Entries with figure data
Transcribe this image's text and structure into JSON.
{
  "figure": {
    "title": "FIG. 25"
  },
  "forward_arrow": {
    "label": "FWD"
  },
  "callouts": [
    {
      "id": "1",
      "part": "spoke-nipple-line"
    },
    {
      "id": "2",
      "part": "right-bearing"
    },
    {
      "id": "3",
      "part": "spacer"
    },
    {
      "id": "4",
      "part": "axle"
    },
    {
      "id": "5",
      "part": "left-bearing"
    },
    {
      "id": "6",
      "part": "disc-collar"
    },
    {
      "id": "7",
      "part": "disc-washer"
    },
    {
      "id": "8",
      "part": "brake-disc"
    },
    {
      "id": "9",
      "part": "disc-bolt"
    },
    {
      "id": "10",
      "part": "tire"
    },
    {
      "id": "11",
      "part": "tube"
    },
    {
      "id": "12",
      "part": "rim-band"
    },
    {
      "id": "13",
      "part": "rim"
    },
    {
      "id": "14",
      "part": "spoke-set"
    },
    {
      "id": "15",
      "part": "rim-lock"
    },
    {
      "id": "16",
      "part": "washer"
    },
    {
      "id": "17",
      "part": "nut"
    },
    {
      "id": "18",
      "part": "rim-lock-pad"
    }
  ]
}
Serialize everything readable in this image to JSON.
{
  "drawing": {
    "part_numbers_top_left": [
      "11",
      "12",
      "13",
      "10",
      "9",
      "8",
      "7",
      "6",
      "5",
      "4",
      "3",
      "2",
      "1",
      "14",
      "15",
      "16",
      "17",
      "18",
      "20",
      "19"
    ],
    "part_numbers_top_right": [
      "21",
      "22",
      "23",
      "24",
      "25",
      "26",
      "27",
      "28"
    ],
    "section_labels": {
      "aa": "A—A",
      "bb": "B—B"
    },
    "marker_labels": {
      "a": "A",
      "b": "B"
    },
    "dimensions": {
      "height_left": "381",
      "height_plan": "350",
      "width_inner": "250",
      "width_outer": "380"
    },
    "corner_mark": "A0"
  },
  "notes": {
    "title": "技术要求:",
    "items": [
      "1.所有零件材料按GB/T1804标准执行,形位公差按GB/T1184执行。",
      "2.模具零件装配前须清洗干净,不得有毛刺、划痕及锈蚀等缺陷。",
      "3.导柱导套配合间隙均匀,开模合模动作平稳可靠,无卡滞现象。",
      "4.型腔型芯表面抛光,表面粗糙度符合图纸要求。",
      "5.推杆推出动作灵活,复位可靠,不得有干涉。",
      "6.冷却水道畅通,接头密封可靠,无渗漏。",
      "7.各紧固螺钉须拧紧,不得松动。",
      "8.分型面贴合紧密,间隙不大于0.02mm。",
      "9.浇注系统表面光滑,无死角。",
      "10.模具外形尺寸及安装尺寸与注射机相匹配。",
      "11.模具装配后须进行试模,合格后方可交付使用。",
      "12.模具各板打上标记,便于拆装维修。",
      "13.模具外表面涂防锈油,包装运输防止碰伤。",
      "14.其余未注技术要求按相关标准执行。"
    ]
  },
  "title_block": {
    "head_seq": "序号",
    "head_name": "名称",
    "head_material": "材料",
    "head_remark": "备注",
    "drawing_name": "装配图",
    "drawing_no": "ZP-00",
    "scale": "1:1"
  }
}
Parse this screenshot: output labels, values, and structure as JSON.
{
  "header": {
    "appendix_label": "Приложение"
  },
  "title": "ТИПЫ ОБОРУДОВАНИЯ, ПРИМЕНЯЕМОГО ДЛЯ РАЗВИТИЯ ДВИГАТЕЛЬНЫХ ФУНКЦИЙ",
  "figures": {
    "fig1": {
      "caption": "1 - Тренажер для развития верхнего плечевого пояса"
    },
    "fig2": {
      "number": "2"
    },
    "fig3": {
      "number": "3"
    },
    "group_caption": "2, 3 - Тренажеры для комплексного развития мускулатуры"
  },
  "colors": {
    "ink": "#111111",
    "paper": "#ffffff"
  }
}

_Problem:_
Restate all of the entries above precisely.

_Finished answer:_
Transcribe this image's text and structure into JSON.
{
  "figure": {
    "title": "FIG. 25"
  },
  "forward_arrow": {
    "label": "FWD"
  },
  "callouts": [
    {
      "id": "1",
      "part": "spoke-nipple-line"
    },
    {
      "id": "2",
      "part": "right-bearing"
    },
    {
      "id": "3",
      "part": "spacer"
    },
    {
      "id": "4",
      "part": "axle"
    },
    {
      "id": "5",
      "part": "left-bearing"
    },
    {
      "id": "6",
      "part": "disc-collar"
    },
    {
      "id": "7",
      "part": "disc-washer"
    },
    {
      "id": "8",
      "part": "brake-disc"
    },
    {
      "id": "9",
      "part": "disc-bolt"
    },
    {
      "id": "10",
      "part": "tire"
    },
    {
      "id": "11",
      "part": "tube"
    },
    {
      "id": "12",
      "part": "rim-band"
    },
    {
      "id": "13",
      "part": "rim"
    },
    {
      "id": "14",
      "part": "spoke-set"
    },
    {
      "id": "15",
      "part": "rim-lock"
    },
    {
      "id": "16",
      "part": "washer"
    },
    {
      "id": "17",
      "part": "nut"
    },
    {
      "id": "18",
      "part": "rim-lock-pad"
    }
  ]
}
Serialize everything readable in this image to JSON.
{
  "drawing": {
    "part_numbers_top_left": [
      "11",
      "12",
      "13",
      "10",
      "9",
      "8",
      "7",
      "6",
      "5",
      "4",
      "3",
      "2",
      "1",
      "14",
      "15",
      "16",
      "17",
      "18",
      "20",
      "19"
    ],
    "part_numbers_top_right": [
      "21",
      "22",
      "23",
      "24",
      "25",
      "26",
      "27",
      "28"
    ],
    "section_labels": {
      "aa": "A—A",
      "bb": "B—B"
    },
    "marker_labels": {
      "a": "A",
      "b": "B"
    },
    "dimensions": {
      "height_left": "381",
      "height_plan": "350",
      "width_inner": "250",
      "width_outer": "380"
    },
    "corner_mark": "A0"
  },
  "notes": {
    "title": "技术要求:",
    "items": [
      "1.所有零件材料按GB/T1804标准执行,形位公差按GB/T1184执行。",
      "2.模具零件装配前须清洗干净,不得有毛刺、划痕及锈蚀等缺陷。",
      "3.导柱导套配合间隙均匀,开模合模动作平稳可靠,无卡滞现象。",
      "4.型腔型芯表面抛光,表面粗糙度符合图纸要求。",
      "5.推杆推出动作灵活,复位可靠,不得有干涉。",
      "6.冷却水道畅通,接头密封可靠,无渗漏。",
      "7.各紧固螺钉须拧紧,不得松动。",
      "8.分型面贴合紧密,间隙不大于0.02mm。",
      "9.浇注系统表面光滑,无死角。",
      "10.模具外形尺寸及安装尺寸与注射机相匹配。",
      "11.模具装配后须进行试模,合格后方可交付使用。",
      "12.模具各板打上标记,便于拆装维修。",
      "13.模具外表面涂防锈油,包装运输防止碰伤。",
      "14.其余未注技术要求按相关标准执行。"
    ]
  },
  "title_block": {
    "head_seq": "序号",
    "head_name": "名称",
    "head_material": "材料",
    "head_remark": "备注",
    "drawing_name": "装配图",
    "drawing_no": "ZP-00",
    "scale": "1:1"
  }
}
Parse this screenshot: output labels, values, and structure as JSON.
{
  "header": {
    "appendix_label": "Приложение"
  },
  "title": "ТИПЫ ОБОРУДОВАНИЯ, ПРИМЕНЯЕМОГО ДЛЯ РАЗВИТИЯ ДВИГАТЕЛЬНЫХ ФУНКЦИЙ",
  "figures": {
    "fig1": {
      "caption": "1 - Тренажер для развития верхнего плечевого пояса"
    },
    "fig2": {
      "number": "2"
    },
    "fig3": {
      "number": "3"
    },
    "group_caption": "2, 3 - Тренажеры для комплексного развития мускулатуры"
  },
  "colors": {
    "ink": "#111111",
    "paper": "#ffffff"
  }
}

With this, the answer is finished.